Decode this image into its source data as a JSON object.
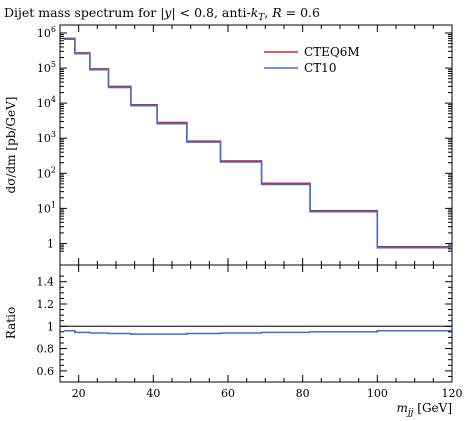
{
  "chart_data": {
    "type": "line",
    "title": "Dijet mass spectrum for |y| < 0.8, anti-kT, R = 0.6",
    "title_parts": {
      "prefix": "Dijet mass spectrum for |",
      "y_var": "y",
      "mid": "| < 0.8, anti-",
      "k_var": "k",
      "k_sub": "T",
      "comma": ", ",
      "r_var": "R",
      "suffix": " = 0.6"
    },
    "xlabel": "m_jj [GeV]",
    "xlabel_parts": {
      "var": "m",
      "sub": "jj",
      "unit": " [GeV]"
    },
    "ylabel": "dσ/dm [pb/GeV]",
    "ratio_ylabel": "Ratio",
    "legend_position": "top-right",
    "xlim": [
      15,
      120
    ],
    "ylim": [
      0.5,
      1000000
    ],
    "yscale": "log",
    "ratio_ylim": [
      0.5,
      1.55
    ],
    "x_ticks": [
      20,
      40,
      60,
      80,
      100,
      120
    ],
    "y_ticks": [
      {
        "value": 1,
        "base": "1",
        "exp": ""
      },
      {
        "value": 10,
        "base": "10",
        "exp": "1"
      },
      {
        "value": 100,
        "base": "10",
        "exp": "2"
      },
      {
        "value": 1000,
        "base": "10",
        "exp": "3"
      },
      {
        "value": 10000,
        "base": "10",
        "exp": "4"
      },
      {
        "value": 100000,
        "base": "10",
        "exp": "5"
      },
      {
        "value": 1000000,
        "base": "10",
        "exp": "6"
      }
    ],
    "ratio_ticks": [
      "0.6",
      "0.8",
      "1",
      "1.2",
      "1.4"
    ],
    "bin_edges": [
      16,
      19,
      23,
      28,
      34,
      41,
      49,
      58,
      69,
      82,
      100,
      120
    ],
    "series": [
      {
        "name": "CTEQ6M",
        "color": "#d62728",
        "values": [
          700000,
          270000,
          95000,
          30000,
          9000,
          2800,
          830,
          225,
          52,
          8.5,
          0.8
        ]
      },
      {
        "name": "CT10",
        "color": "#3b6fd6",
        "values": [
          660000,
          255000,
          89000,
          28000,
          8400,
          2600,
          775,
          210,
          48,
          8.0,
          0.75
        ]
      }
    ],
    "ratio": {
      "reference_line": 1,
      "values": [
        0.96,
        0.945,
        0.94,
        0.935,
        0.93,
        0.93,
        0.935,
        0.94,
        0.945,
        0.95,
        0.96
      ]
    }
  }
}
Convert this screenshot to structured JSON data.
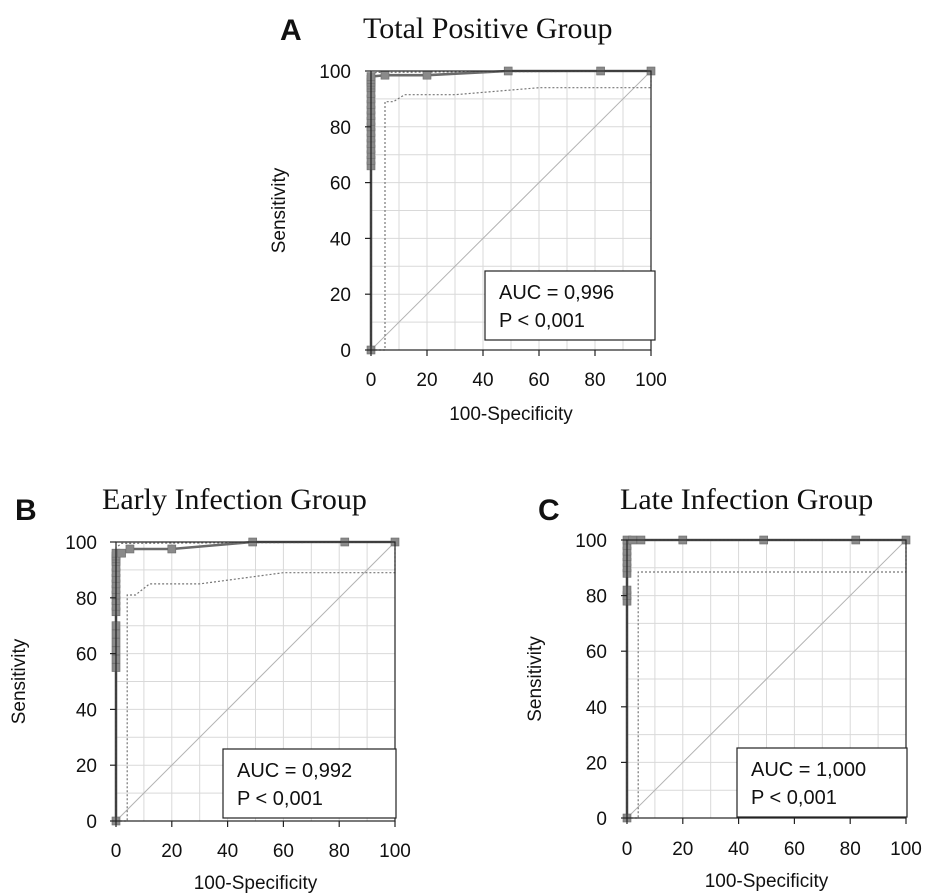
{
  "chart_data": [
    {
      "type": "line",
      "panel_letter": "A",
      "title": "Total Positive Group",
      "xlabel": "100-Specificity",
      "ylabel": "Sensitivity",
      "xlim": [
        0,
        100
      ],
      "ylim": [
        0,
        100
      ],
      "xticks": [
        0,
        20,
        40,
        60,
        80,
        100
      ],
      "yticks": [
        0,
        20,
        40,
        60,
        80,
        100
      ],
      "grid": true,
      "annotation": [
        "AUC = 0,996",
        "P < 0,001"
      ],
      "reference_line": [
        [
          0,
          0
        ],
        [
          100,
          100
        ]
      ],
      "series": [
        {
          "type": "roc",
          "x": [
            0,
            0,
            0,
            0,
            0,
            0,
            0,
            0,
            0,
            0,
            0,
            0,
            0,
            0,
            0,
            0,
            0,
            0,
            0,
            0,
            5,
            20,
            49,
            82,
            100
          ],
          "y": [
            0,
            66,
            68,
            70,
            72,
            74,
            76,
            78,
            80,
            82,
            84,
            86,
            88,
            90,
            92,
            94,
            95,
            96,
            97,
            98,
            98.5,
            98.5,
            100,
            100,
            100
          ]
        },
        {
          "type": "ci_lower",
          "x": [
            0,
            5,
            5,
            8,
            12,
            30,
            60,
            100,
            100
          ],
          "y": [
            0,
            0,
            89,
            89,
            91.5,
            91.5,
            94,
            94,
            100
          ]
        },
        {
          "type": "ci_upper",
          "x": [
            0,
            0,
            2,
            100
          ],
          "y": [
            0,
            99,
            99.5,
            100
          ]
        }
      ]
    },
    {
      "type": "line",
      "panel_letter": "B",
      "title": "Early Infection Group",
      "xlabel": "100-Specificity",
      "ylabel": "Sensitivity",
      "xlim": [
        0,
        100
      ],
      "ylim": [
        0,
        100
      ],
      "xticks": [
        0,
        20,
        40,
        60,
        80,
        100
      ],
      "yticks": [
        0,
        20,
        40,
        60,
        80,
        100
      ],
      "grid": true,
      "annotation": [
        "AUC = 0,992",
        "P < 0,001"
      ],
      "reference_line": [
        [
          0,
          0
        ],
        [
          100,
          100
        ]
      ],
      "series": [
        {
          "type": "roc",
          "x": [
            0,
            0,
            0,
            0,
            0,
            0,
            0,
            0,
            0,
            0,
            0,
            0,
            0,
            0,
            0,
            0,
            0,
            0,
            0,
            0,
            2,
            5,
            20,
            49,
            82,
            100
          ],
          "y": [
            0,
            55,
            58,
            61,
            64,
            67,
            70,
            75,
            77,
            79,
            81,
            83,
            85,
            87,
            89,
            91,
            93,
            94,
            95,
            96,
            96,
            97.5,
            97.5,
            100,
            100,
            100
          ]
        },
        {
          "type": "ci_lower",
          "x": [
            0,
            4,
            4,
            7,
            12,
            30,
            60,
            100,
            100
          ],
          "y": [
            0,
            0,
            81,
            81,
            85,
            85,
            89,
            89,
            100
          ]
        },
        {
          "type": "ci_upper",
          "x": [
            0,
            0,
            2,
            100
          ],
          "y": [
            0,
            98,
            99.5,
            100
          ]
        }
      ]
    },
    {
      "type": "line",
      "panel_letter": "C",
      "title": "Late Infection Group",
      "xlabel": "100-Specificity",
      "ylabel": "Sensitivity",
      "xlim": [
        0,
        100
      ],
      "ylim": [
        0,
        100
      ],
      "xticks": [
        0,
        20,
        40,
        60,
        80,
        100
      ],
      "yticks": [
        0,
        20,
        40,
        60,
        80,
        100
      ],
      "grid": true,
      "annotation": [
        "AUC = 1,000",
        "P < 0,001"
      ],
      "reference_line": [
        [
          0,
          0
        ],
        [
          100,
          100
        ]
      ],
      "series": [
        {
          "type": "roc",
          "x": [
            0,
            0,
            0,
            0,
            0,
            0,
            0,
            0,
            0,
            0,
            0,
            2,
            5,
            20,
            49,
            82,
            100
          ],
          "y": [
            0,
            78,
            80,
            82,
            88,
            90,
            92,
            94,
            96,
            98,
            100,
            100,
            100,
            100,
            100,
            100,
            100
          ]
        },
        {
          "type": "ci_lower",
          "x": [
            0,
            4,
            4,
            100,
            100
          ],
          "y": [
            0,
            0,
            88.5,
            88.5,
            100
          ]
        },
        {
          "type": "ci_upper",
          "x": [
            0,
            0,
            100
          ],
          "y": [
            0,
            100,
            100
          ]
        }
      ]
    }
  ]
}
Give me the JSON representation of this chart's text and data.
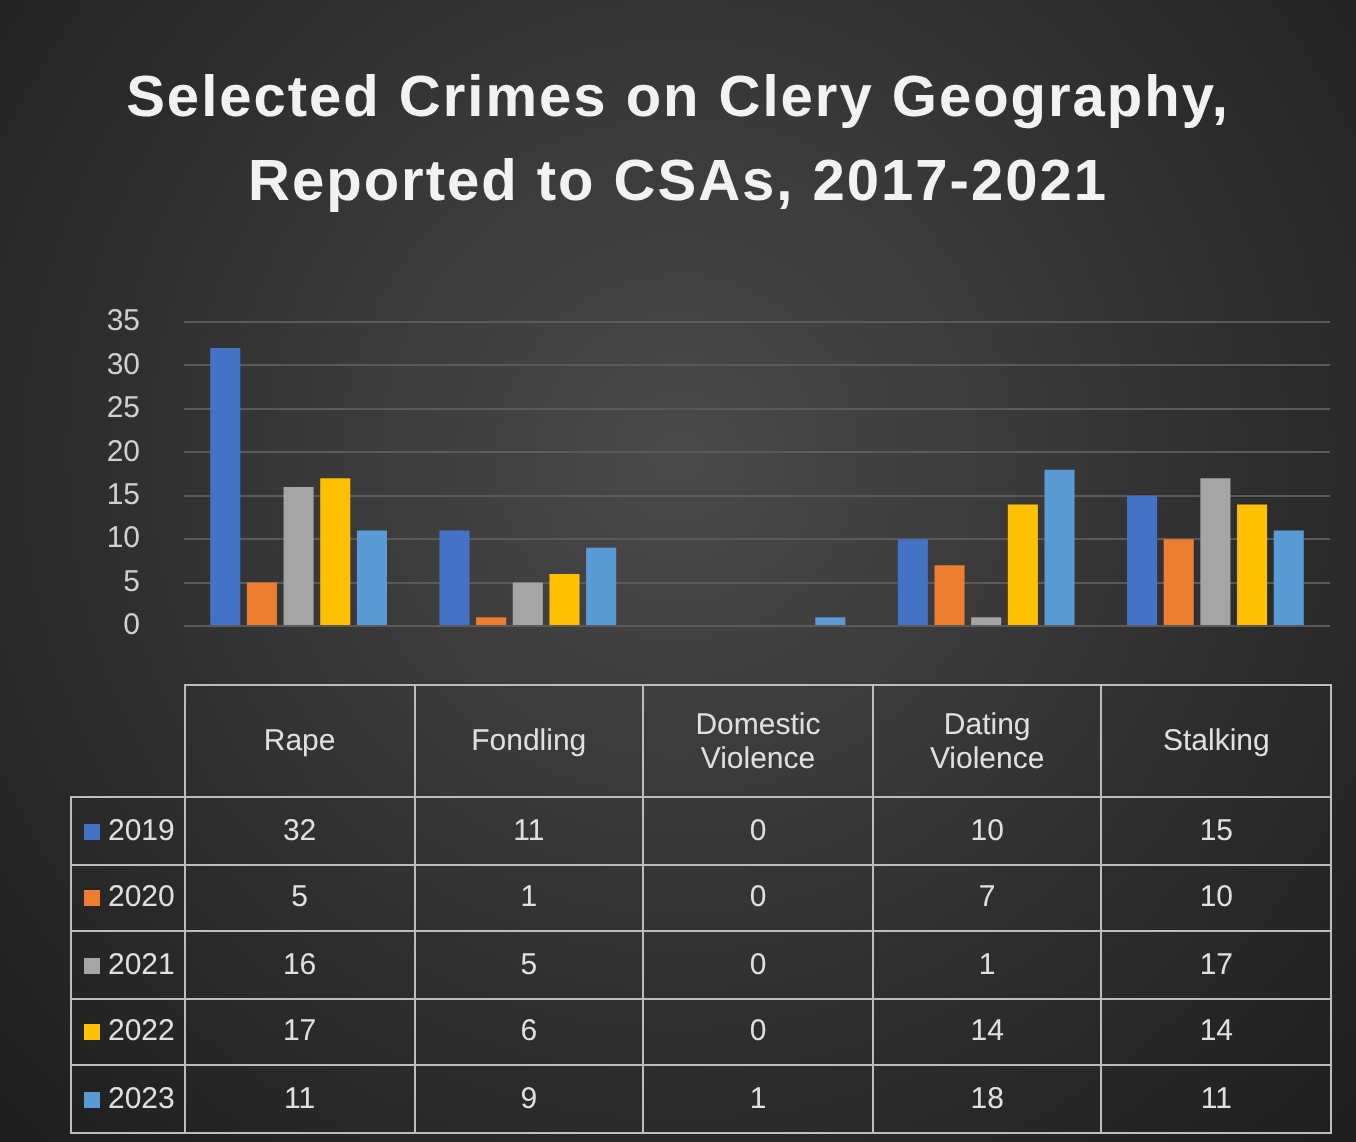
{
  "chart_data": {
    "type": "bar",
    "title": "Selected Crimes on Clery Geography, Reported to CSAs, 2017-2021",
    "categories": [
      "Rape",
      "Fondling",
      "Domestic Violence",
      "Dating Violence",
      "Stalking"
    ],
    "series": [
      {
        "name": "2019",
        "color": "#4472c4",
        "values": [
          32,
          11,
          0,
          10,
          15
        ]
      },
      {
        "name": "2020",
        "color": "#ed7d31",
        "values": [
          5,
          1,
          0,
          7,
          10
        ]
      },
      {
        "name": "2021",
        "color": "#a5a5a5",
        "values": [
          16,
          5,
          0,
          1,
          17
        ]
      },
      {
        "name": "2022",
        "color": "#ffc000",
        "values": [
          17,
          6,
          0,
          14,
          14
        ]
      },
      {
        "name": "2023",
        "color": "#5b9bd5",
        "values": [
          11,
          9,
          1,
          18,
          11
        ]
      }
    ],
    "ylim": [
      0,
      35
    ],
    "yticks": [
      0,
      5,
      10,
      15,
      20,
      25,
      30,
      35
    ],
    "grid": "y",
    "legend": "bottom",
    "data_labels": true
  }
}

======

◆ **Exercise goal**: The lines to copy run from the line containing "Give me the" through the end of the data above; copy exactly those, minus the pictures.

◆ **Response to this exercise**:
Give me the JSON representation of this chart's text and data.
{
  "chart_data": {
    "type": "bar",
    "title": "Selected Crimes on Clery Geography, Reported to CSAs, 2017-2021",
    "categories": [
      "Rape",
      "Fondling",
      "Domestic Violence",
      "Dating Violence",
      "Stalking"
    ],
    "series": [
      {
        "name": "2019",
        "color": "#4472c4",
        "values": [
          32,
          11,
          0,
          10,
          15
        ]
      },
      {
        "name": "2020",
        "color": "#ed7d31",
        "values": [
          5,
          1,
          0,
          7,
          10
        ]
      },
      {
        "name": "2021",
        "color": "#a5a5a5",
        "values": [
          16,
          5,
          0,
          1,
          17
        ]
      },
      {
        "name": "2022",
        "color": "#ffc000",
        "values": [
          17,
          6,
          0,
          14,
          14
        ]
      },
      {
        "name": "2023",
        "color": "#5b9bd5",
        "values": [
          11,
          9,
          1,
          18,
          11
        ]
      }
    ],
    "ylim": [
      0,
      35
    ],
    "yticks": [
      0,
      5,
      10,
      15,
      20,
      25,
      30,
      35
    ],
    "grid": "y",
    "legend": "bottom",
    "data_labels": true
  }
}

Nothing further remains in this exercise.